begin
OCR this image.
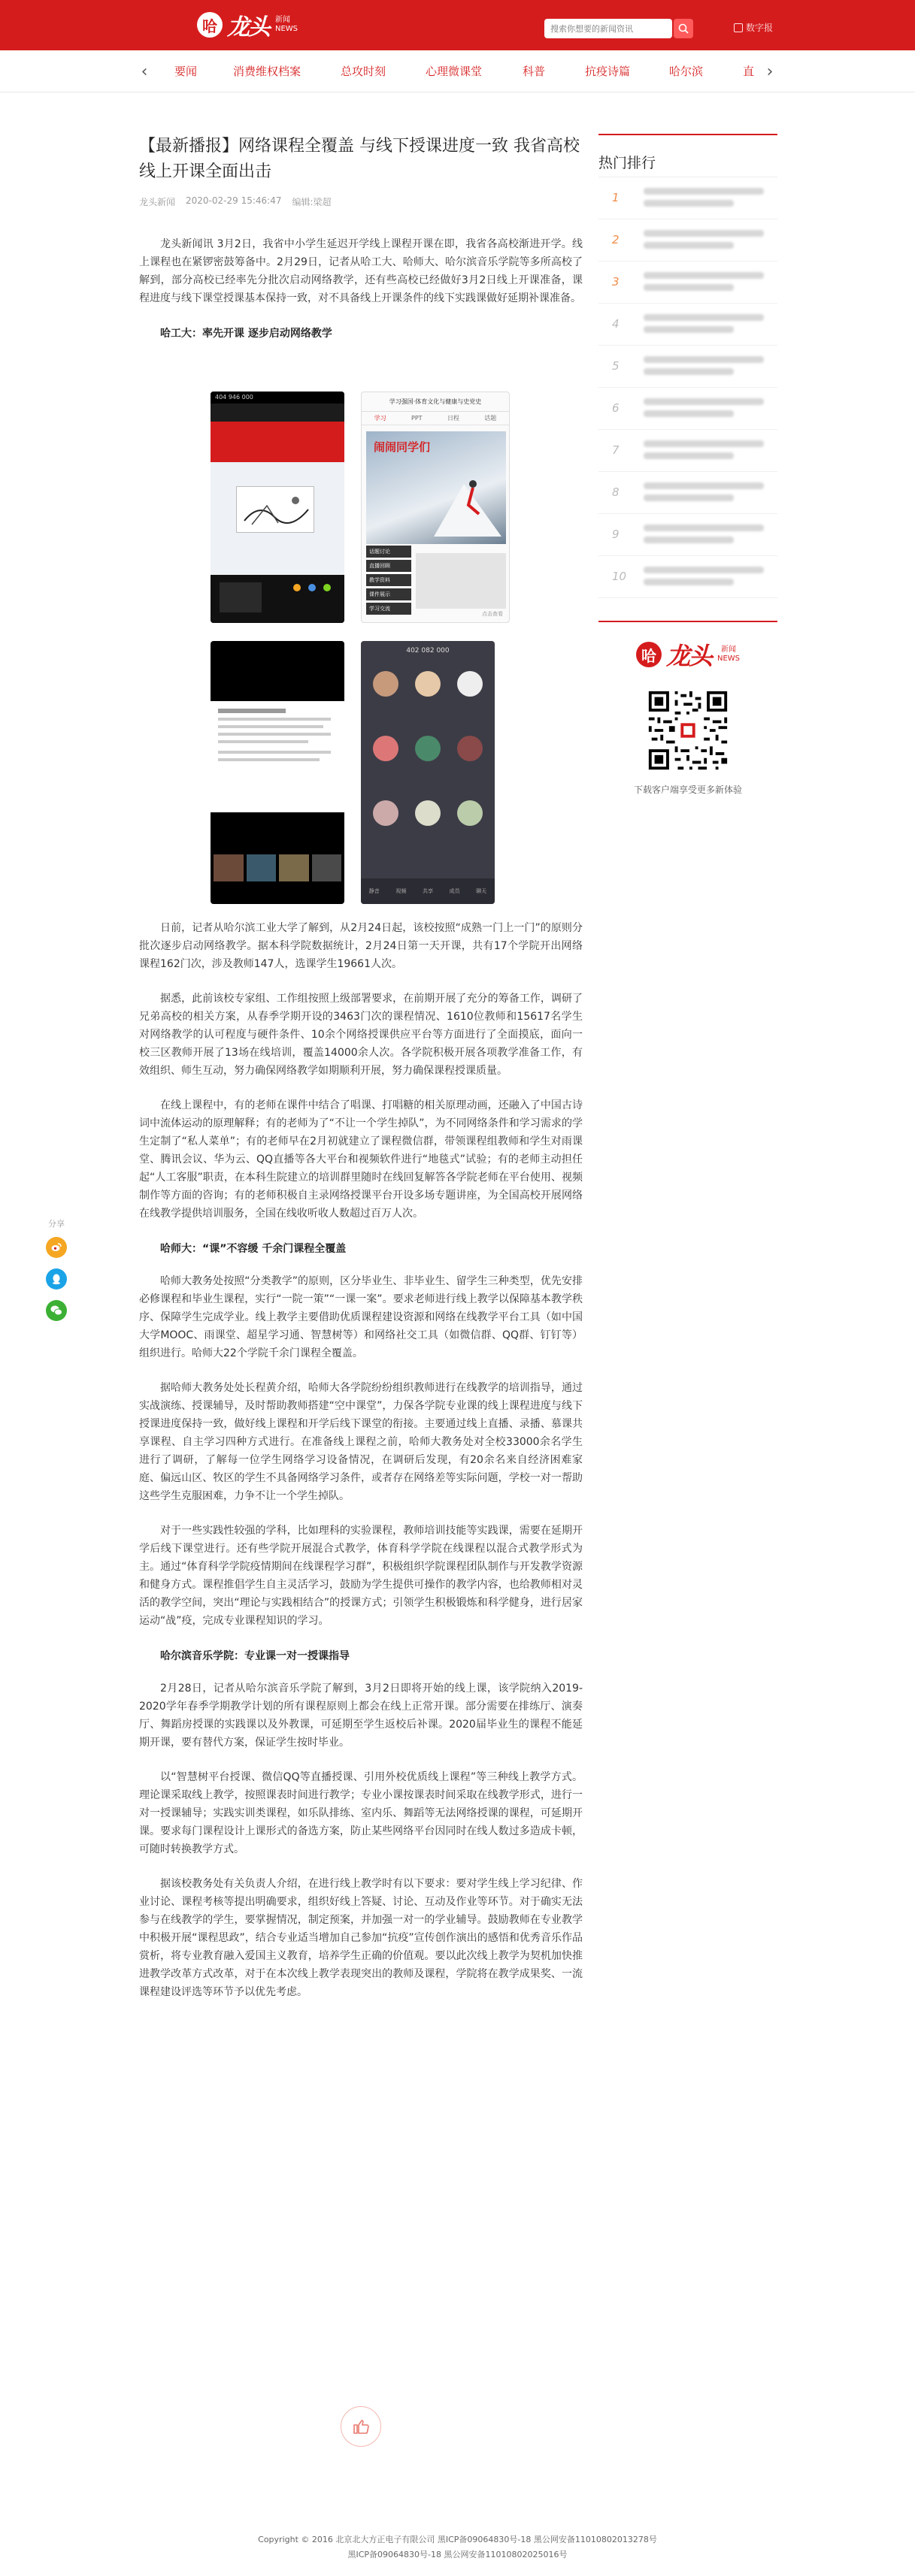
哈 龙头 新闻
NEWS
搜索你想要的新闻资讯	数字报
‹ 要闻	消费维权档案	总攻时刻	心理微课堂	科普	抗疫诗篇	哈尔滨	直 ›
分享
【最新播报】网络课程全覆盖 与线下授课进度一致 我省高校线上开课全面出击
龙头新闻 2020-02-29 15:46:47 编辑:梁超

龙头新闻讯 3月2日，我省中小学生延迟开学线上课程开课在即，我省各高校渐进开学。线上课程也在紧锣密鼓筹备中。2月29日，记者从哈工大、哈师大、哈尔滨音乐学院等多所高校了解到，部分高校已经率先分批次启动网络教学，还有些高校已经做好3月2日线上开课准备，课程进度与线下课堂授课基本保持一致，对不具备线上开课条件的线下实践课做好延期补课准备。

哈工大：率先开课 逐步启动网络教学
404 946 000
学习强国·体育文化与健康与史党史
学习	PPT	日程	话题
闹闹同学们
话题讨论
直播回顾
教学资料
课件展示
学习交流
点击查看
402 082 000
静音	视频	共享	成员	聊天

日前，记者从哈尔滨工业大学了解到，从2月24日起，该校按照“成熟一门上一门”的原则分批次逐步启动网络教学。据本科学院数据统计，2月24日第一天开课，共有17个学院开出网络课程162门次，涉及教师147人，选课学生19661人次。

据悉，此前该校专家组、工作组按照上级部署要求，在前期开展了充分的筹备工作，调研了兄弟高校的相关方案，从春季学期开设的3463门次的课程情况、1610位教师和15617名学生对网络教学的认可程度与硬件条件、10余个网络授课供应平台等方面进行了全面摸底，面向一校三区教师开展了13场在线培训，覆盖14000余人次。各学院积极开展各项教学准备工作，有效组织、师生互动，努力确保网络教学如期顺利开展，努力确保课程授课质量。

在线上课程中，有的老师在课件中结合了唱课、打唱糖的相关原理动画，还融入了中国古诗词中流体运动的原理解释；有的老师为了“不让一个学生掉队”，为不同网络条件和学习需求的学生定制了“私人菜单”；有的老师早在2月初就建立了课程微信群，带领课程组教师和学生对雨课堂、腾讯会议、华为云、QQ直播等各大平台和视频软件进行“地毯式”试验；有的老师主动担任起“人工客服”职责，在本科生院建立的培训群里随时在线回复解答各学院老师在平台使用、视频制作等方面的咨询；有的老师积极自主录网络授课平台开设多场专题讲座，为全国高校开展网络在线教学提供培训服务，全国在线收听收人数超过百万人次。

哈师大：“课”不容缓 千余门课程全覆盖

哈师大教务处按照“分类教学”的原则，区分毕业生、非毕业生、留学生三种类型，优先安排必修课程和毕业生课程，实行“一院一策”“一课一案”。要求老师进行线上教学以保障基本教学秩序、保障学生完成学业。线上教学主要借助优质课程建设资源和网络在线教学平台工具（如中国大学MOOC、雨课堂、超星学习通、智慧树等）和网络社交工具（如微信群、QQ群、钉钉等）组织进行。哈师大22个学院千余门课程全覆盖。

据哈师大教务处处长程黄介绍，哈师大各学院纷纷组织教师进行在线教学的培训指导，通过实战演练、授课辅导，及时帮助教师搭建“空中课堂”，力保各学院专业课的线上课程进度与线下授课进度保持一致，做好线上课程和开学后线下课堂的衔接。主要通过线上直播、录播、慕课共享课程、自主学习四种方式进行。在准备线上课程之前，哈师大教务处对全校33000余名学生进行了调研，了解每一位学生网络学习设备情况，在调研后发现，有20余名来自经济困难家庭、偏远山区、牧区的学生不具备网络学习条件，或者存在网络差等实际问题，学校一对一帮助这些学生克服困难，力争不让一个学生掉队。

对于一些实践性较强的学科，比如理科的实验课程，教师培训技能等实践课，需要在延期开学后线下课堂进行。还有些学院开展混合式教学，体育科学学院在线课程以混合式教学形式为主。通过“体育科学学院疫情期间在线课程学习群”，积极组织学院课程团队制作与开发教学资源和健身方式。课程推倡学生自主灵活学习，鼓励为学生提供可操作的教学内容，也给教师相对灵活的教学空间，突出“理论与实践相结合”的授课方式；引领学生积极锻炼和科学健身，进行居家运动“战”疫，完成专业课程知识的学习。

哈尔滨音乐学院：专业课一对一授课指导

2月28日，记者从哈尔滨音乐学院了解到，3月2日即将开始的线上课，该学院纳入2019-2020学年春季学期教学计划的所有课程原则上都会在线上正常开课。部分需要在排练厅、演奏厅、舞蹈房授课的实践课以及外教课，可延期至学生返校后补课。2020届毕业生的课程不能延期开课，要有替代方案，保证学生按时毕业。

以“智慧树平台授课、微信QQ等直播授课、引用外校优质线上课程”等三种线上教学方式。理论课采取线上教学，按照课表时间进行教学；专业小课按课表时间采取在线教学形式，进行一对一授课辅导；实践实训类课程，如乐队排练、室内乐、舞蹈等无法网络授课的课程，可延期开课。要求每门课程设计上课形式的备选方案，防止某些网络平台因同时在线人数过多造成卡顿，可随时转换教学方式。

据该校教务处有关负责人介绍，在进行线上教学时有以下要求：要对学生线上学习纪律、作业讨论、课程考核等提出明确要求，组织好线上答疑、讨论、互动及作业等环节。对于确实无法参与在线教学的学生，要掌握情况，制定预案，并加强一对一的学业辅导。鼓励教师在专业教学中积极开展“课程思政”，结合专业适当增加自己参加“抗疫”宣传创作演出的感悟和优秀音乐作品赏析，将专业教育融入爱国主义教育，培养学生正确的价值观。要以此次线上教学为契机加快推进教学改革方式改革，对于在本次线上教学表现突出的教师及课程，学院将在教学成果奖、一流课程建设评选等环节予以优先考虑。

热门排行
1
2
3
4
5
6
7
8
9
10
哈 龙头	新闻
NEWS
下载客户端享受更多新体验
Copyright © 2016 北京北大方正电子有限公司 黑ICP备09064830号-18 黑公网安备11010802013278号
黑ICP备09064830号-18 黑公网安备11010802025016号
end
■ GIVEN TASK: Return all of the entries word for word, but omit the pictures.

■ THE OUTPUT:
OCR this image.
哈 龙头 新闻
NEWS
搜索你想要的新闻资讯	数字报
‹ 要闻	消费维权档案	总攻时刻	心理微课堂	科普	抗疫诗篇	哈尔滨	直 ›
分享
【最新播报】网络课程全覆盖 与线下授课进度一致 我省高校线上开课全面出击
龙头新闻 2020-02-29 15:46:47 编辑:梁超

龙头新闻讯 3月2日，我省中小学生延迟开学线上课程开课在即，我省各高校渐进开学。线上课程也在紧锣密鼓筹备中。2月29日，记者从哈工大、哈师大、哈尔滨音乐学院等多所高校了解到，部分高校已经率先分批次启动网络教学，还有些高校已经做好3月2日线上开课准备，课程进度与线下课堂授课基本保持一致，对不具备线上开课条件的线下实践课做好延期补课准备。

哈工大：率先开课 逐步启动网络教学
404 946 000
学习强国·体育文化与健康与史党史
学习	PPT	日程	话题
闹闹同学们
话题讨论
直播回顾
教学资料
课件展示
学习交流
点击查看
402 082 000
静音	视频	共享	成员	聊天

日前，记者从哈尔滨工业大学了解到，从2月24日起，该校按照“成熟一门上一门”的原则分批次逐步启动网络教学。据本科学院数据统计，2月24日第一天开课，共有17个学院开出网络课程162门次，涉及教师147人，选课学生19661人次。

据悉，此前该校专家组、工作组按照上级部署要求，在前期开展了充分的筹备工作，调研了兄弟高校的相关方案，从春季学期开设的3463门次的课程情况、1610位教师和15617名学生对网络教学的认可程度与硬件条件、10余个网络授课供应平台等方面进行了全面摸底，面向一校三区教师开展了13场在线培训，覆盖14000余人次。各学院积极开展各项教学准备工作，有效组织、师生互动，努力确保网络教学如期顺利开展，努力确保课程授课质量。

在线上课程中，有的老师在课件中结合了唱课、打唱糖的相关原理动画，还融入了中国古诗词中流体运动的原理解释；有的老师为了“不让一个学生掉队”，为不同网络条件和学习需求的学生定制了“私人菜单”；有的老师早在2月初就建立了课程微信群，带领课程组教师和学生对雨课堂、腾讯会议、华为云、QQ直播等各大平台和视频软件进行“地毯式”试验；有的老师主动担任起“人工客服”职责，在本科生院建立的培训群里随时在线回复解答各学院老师在平台使用、视频制作等方面的咨询；有的老师积极自主录网络授课平台开设多场专题讲座，为全国高校开展网络在线教学提供培训服务，全国在线收听收人数超过百万人次。

哈师大：“课”不容缓 千余门课程全覆盖

哈师大教务处按照“分类教学”的原则，区分毕业生、非毕业生、留学生三种类型，优先安排必修课程和毕业生课程，实行“一院一策”“一课一案”。要求老师进行线上教学以保障基本教学秩序、保障学生完成学业。线上教学主要借助优质课程建设资源和网络在线教学平台工具（如中国大学MOOC、雨课堂、超星学习通、智慧树等）和网络社交工具（如微信群、QQ群、钉钉等）组织进行。哈师大22个学院千余门课程全覆盖。

据哈师大教务处处长程黄介绍，哈师大各学院纷纷组织教师进行在线教学的培训指导，通过实战演练、授课辅导，及时帮助教师搭建“空中课堂”，力保各学院专业课的线上课程进度与线下授课进度保持一致，做好线上课程和开学后线下课堂的衔接。主要通过线上直播、录播、慕课共享课程、自主学习四种方式进行。在准备线上课程之前，哈师大教务处对全校33000余名学生进行了调研，了解每一位学生网络学习设备情况，在调研后发现，有20余名来自经济困难家庭、偏远山区、牧区的学生不具备网络学习条件，或者存在网络差等实际问题，学校一对一帮助这些学生克服困难，力争不让一个学生掉队。

对于一些实践性较强的学科，比如理科的实验课程，教师培训技能等实践课，需要在延期开学后线下课堂进行。还有些学院开展混合式教学，体育科学学院在线课程以混合式教学形式为主。通过“体育科学学院疫情期间在线课程学习群”，积极组织学院课程团队制作与开发教学资源和健身方式。课程推倡学生自主灵活学习，鼓励为学生提供可操作的教学内容，也给教师相对灵活的教学空间，突出“理论与实践相结合”的授课方式；引领学生积极锻炼和科学健身，进行居家运动“战”疫，完成专业课程知识的学习。

哈尔滨音乐学院：专业课一对一授课指导

2月28日，记者从哈尔滨音乐学院了解到，3月2日即将开始的线上课，该学院纳入2019-2020学年春季学期教学计划的所有课程原则上都会在线上正常开课。部分需要在排练厅、演奏厅、舞蹈房授课的实践课以及外教课，可延期至学生返校后补课。2020届毕业生的课程不能延期开课，要有替代方案，保证学生按时毕业。

以“智慧树平台授课、微信QQ等直播授课、引用外校优质线上课程”等三种线上教学方式。理论课采取线上教学，按照课表时间进行教学；专业小课按课表时间采取在线教学形式，进行一对一授课辅导；实践实训类课程，如乐队排练、室内乐、舞蹈等无法网络授课的课程，可延期开课。要求每门课程设计上课形式的备选方案，防止某些网络平台因同时在线人数过多造成卡顿，可随时转换教学方式。

据该校教务处有关负责人介绍，在进行线上教学时有以下要求：要对学生线上学习纪律、作业讨论、课程考核等提出明确要求，组织好线上答疑、讨论、互动及作业等环节。对于确实无法参与在线教学的学生，要掌握情况，制定预案，并加强一对一的学业辅导。鼓励教师在专业教学中积极开展“课程思政”，结合专业适当增加自己参加“抗疫”宣传创作演出的感悟和优秀音乐作品赏析，将专业教育融入爱国主义教育，培养学生正确的价值观。要以此次线上教学为契机加快推进教学改革方式改革，对于在本次线上教学表现突出的教师及课程，学院将在教学成果奖、一流课程建设评选等环节予以优先考虑。

热门排行
1
2
3
4
5
6
7
8
9
10
哈 龙头	新闻
NEWS
下载客户端享受更多新体验
Copyright © 2016 北京北大方正电子有限公司 黑ICP备09064830号-18 黑公网安备11010802013278号
黑ICP备09064830号-18 黑公网安备11010802025016号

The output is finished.